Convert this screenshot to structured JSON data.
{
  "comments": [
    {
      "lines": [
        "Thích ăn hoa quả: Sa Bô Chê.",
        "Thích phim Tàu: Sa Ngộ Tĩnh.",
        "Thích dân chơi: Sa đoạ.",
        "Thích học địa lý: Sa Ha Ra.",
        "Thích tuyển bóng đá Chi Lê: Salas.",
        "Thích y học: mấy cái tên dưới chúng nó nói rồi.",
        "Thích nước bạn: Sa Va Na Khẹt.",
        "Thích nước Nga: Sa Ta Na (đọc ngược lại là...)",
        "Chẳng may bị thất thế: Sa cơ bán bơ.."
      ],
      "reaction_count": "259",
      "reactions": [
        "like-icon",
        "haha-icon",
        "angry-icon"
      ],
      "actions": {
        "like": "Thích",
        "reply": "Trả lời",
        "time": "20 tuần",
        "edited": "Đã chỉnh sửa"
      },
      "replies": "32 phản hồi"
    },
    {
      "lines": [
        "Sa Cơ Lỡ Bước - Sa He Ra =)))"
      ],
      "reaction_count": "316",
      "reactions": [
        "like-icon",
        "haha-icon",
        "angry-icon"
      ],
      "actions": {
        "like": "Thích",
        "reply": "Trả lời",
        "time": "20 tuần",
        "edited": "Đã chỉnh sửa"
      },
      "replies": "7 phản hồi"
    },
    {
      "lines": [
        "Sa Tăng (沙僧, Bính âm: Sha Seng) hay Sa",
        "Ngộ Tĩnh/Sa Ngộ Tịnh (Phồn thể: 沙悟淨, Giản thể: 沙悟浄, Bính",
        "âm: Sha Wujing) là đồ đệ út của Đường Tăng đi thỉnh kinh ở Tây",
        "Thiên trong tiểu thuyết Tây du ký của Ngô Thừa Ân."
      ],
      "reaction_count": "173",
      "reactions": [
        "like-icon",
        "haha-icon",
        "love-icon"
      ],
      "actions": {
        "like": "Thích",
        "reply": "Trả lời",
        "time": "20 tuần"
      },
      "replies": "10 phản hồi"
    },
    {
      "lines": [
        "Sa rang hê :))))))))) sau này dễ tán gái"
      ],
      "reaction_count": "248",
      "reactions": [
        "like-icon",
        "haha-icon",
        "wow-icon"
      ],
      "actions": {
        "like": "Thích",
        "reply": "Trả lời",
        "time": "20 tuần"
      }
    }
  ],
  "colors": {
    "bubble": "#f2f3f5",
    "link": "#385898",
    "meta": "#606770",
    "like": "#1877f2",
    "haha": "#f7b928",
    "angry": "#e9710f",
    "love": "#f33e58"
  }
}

*Exercise:*
Copy all the entries verbatim.

*Final result:*
Convert this screenshot to structured JSON data.
{
  "comments": [
    {
      "lines": [
        "Thích ăn hoa quả: Sa Bô Chê.",
        "Thích phim Tàu: Sa Ngộ Tĩnh.",
        "Thích dân chơi: Sa đoạ.",
        "Thích học địa lý: Sa Ha Ra.",
        "Thích tuyển bóng đá Chi Lê: Salas.",
        "Thích y học: mấy cái tên dưới chúng nó nói rồi.",
        "Thích nước bạn: Sa Va Na Khẹt.",
        "Thích nước Nga: Sa Ta Na (đọc ngược lại là...)",
        "Chẳng may bị thất thế: Sa cơ bán bơ.."
      ],
      "reaction_count": "259",
      "reactions": [
        "like-icon",
        "haha-icon",
        "angry-icon"
      ],
      "actions": {
        "like": "Thích",
        "reply": "Trả lời",
        "time": "20 tuần",
        "edited": "Đã chỉnh sửa"
      },
      "replies": "32 phản hồi"
    },
    {
      "lines": [
        "Sa Cơ Lỡ Bước - Sa He Ra =)))"
      ],
      "reaction_count": "316",
      "reactions": [
        "like-icon",
        "haha-icon",
        "angry-icon"
      ],
      "actions": {
        "like": "Thích",
        "reply": "Trả lời",
        "time": "20 tuần",
        "edited": "Đã chỉnh sửa"
      },
      "replies": "7 phản hồi"
    },
    {
      "lines": [
        "Sa Tăng (沙僧, Bính âm: Sha Seng) hay Sa",
        "Ngộ Tĩnh/Sa Ngộ Tịnh (Phồn thể: 沙悟淨, Giản thể: 沙悟浄, Bính",
        "âm: Sha Wujing) là đồ đệ út của Đường Tăng đi thỉnh kinh ở Tây",
        "Thiên trong tiểu thuyết Tây du ký của Ngô Thừa Ân."
      ],
      "reaction_count": "173",
      "reactions": [
        "like-icon",
        "haha-icon",
        "love-icon"
      ],
      "actions": {
        "like": "Thích",
        "reply": "Trả lời",
        "time": "20 tuần"
      },
      "replies": "10 phản hồi"
    },
    {
      "lines": [
        "Sa rang hê :))))))))) sau này dễ tán gái"
      ],
      "reaction_count": "248",
      "reactions": [
        "like-icon",
        "haha-icon",
        "wow-icon"
      ],
      "actions": {
        "like": "Thích",
        "reply": "Trả lời",
        "time": "20 tuần"
      }
    }
  ],
  "colors": {
    "bubble": "#f2f3f5",
    "link": "#385898",
    "meta": "#606770",
    "like": "#1877f2",
    "haha": "#f7b928",
    "angry": "#e9710f",
    "love": "#f33e58"
  }
}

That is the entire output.